JOB -
Your task is to restate the data word for word.

ROWS -

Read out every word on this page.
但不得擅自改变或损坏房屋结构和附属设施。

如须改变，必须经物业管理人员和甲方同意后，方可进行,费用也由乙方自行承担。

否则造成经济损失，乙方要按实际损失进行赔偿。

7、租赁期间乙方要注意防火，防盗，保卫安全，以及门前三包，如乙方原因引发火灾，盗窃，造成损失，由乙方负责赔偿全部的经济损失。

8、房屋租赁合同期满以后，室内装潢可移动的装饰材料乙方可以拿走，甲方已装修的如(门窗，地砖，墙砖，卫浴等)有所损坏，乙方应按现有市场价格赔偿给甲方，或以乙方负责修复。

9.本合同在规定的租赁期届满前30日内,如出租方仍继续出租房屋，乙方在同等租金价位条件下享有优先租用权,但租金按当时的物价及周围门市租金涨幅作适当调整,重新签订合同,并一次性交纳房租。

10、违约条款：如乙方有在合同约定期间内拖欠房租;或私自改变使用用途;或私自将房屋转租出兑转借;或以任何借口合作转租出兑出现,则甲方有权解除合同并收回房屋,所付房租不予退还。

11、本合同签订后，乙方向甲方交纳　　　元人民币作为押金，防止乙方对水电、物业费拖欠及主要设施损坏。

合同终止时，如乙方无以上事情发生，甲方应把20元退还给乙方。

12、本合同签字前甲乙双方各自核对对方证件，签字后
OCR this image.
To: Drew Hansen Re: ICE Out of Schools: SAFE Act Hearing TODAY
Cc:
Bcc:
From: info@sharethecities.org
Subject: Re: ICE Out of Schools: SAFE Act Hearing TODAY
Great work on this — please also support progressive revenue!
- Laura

COMPLETED EXERCISE -
Read out every word on this page.
但不得擅自改变或损坏房屋结构和附属设施。

如须改变，必须经物业管理人员和甲方同意后，方可进行,费用也由乙方自行承担。

否则造成经济损失，乙方要按实际损失进行赔偿。

7、租赁期间乙方要注意防火，防盗，保卫安全，以及门前三包，如乙方原因引发火灾，盗窃，造成损失，由乙方负责赔偿全部的经济损失。

8、房屋租赁合同期满以后，室内装潢可移动的装饰材料乙方可以拿走，甲方已装修的如(门窗，地砖，墙砖，卫浴等)有所损坏，乙方应按现有市场价格赔偿给甲方，或以乙方负责修复。

9.本合同在规定的租赁期届满前30日内,如出租方仍继续出租房屋，乙方在同等租金价位条件下享有优先租用权,但租金按当时的物价及周围门市租金涨幅作适当调整,重新签订合同,并一次性交纳房租。

10、违约条款：如乙方有在合同约定期间内拖欠房租;或私自改变使用用途;或私自将房屋转租出兑转借;或以任何借口合作转租出兑出现,则甲方有权解除合同并收回房屋,所付房租不予退还。

11、本合同签订后，乙方向甲方交纳　　　元人民币作为押金，防止乙方对水电、物业费拖欠及主要设施损坏。

合同终止时，如乙方无以上事情发生，甲方应把20元退还给乙方。

12、本合同签字前甲乙双方各自核对对方证件，签字后
OCR this image.
To: Drew Hansen Re: ICE Out of Schools: SAFE Act Hearing TODAY
Cc:
Bcc:
From: info@sharethecities.org
Subject: Re: ICE Out of Schools: SAFE Act Hearing TODAY
Great work on this — please also support progressive revenue!
- Laura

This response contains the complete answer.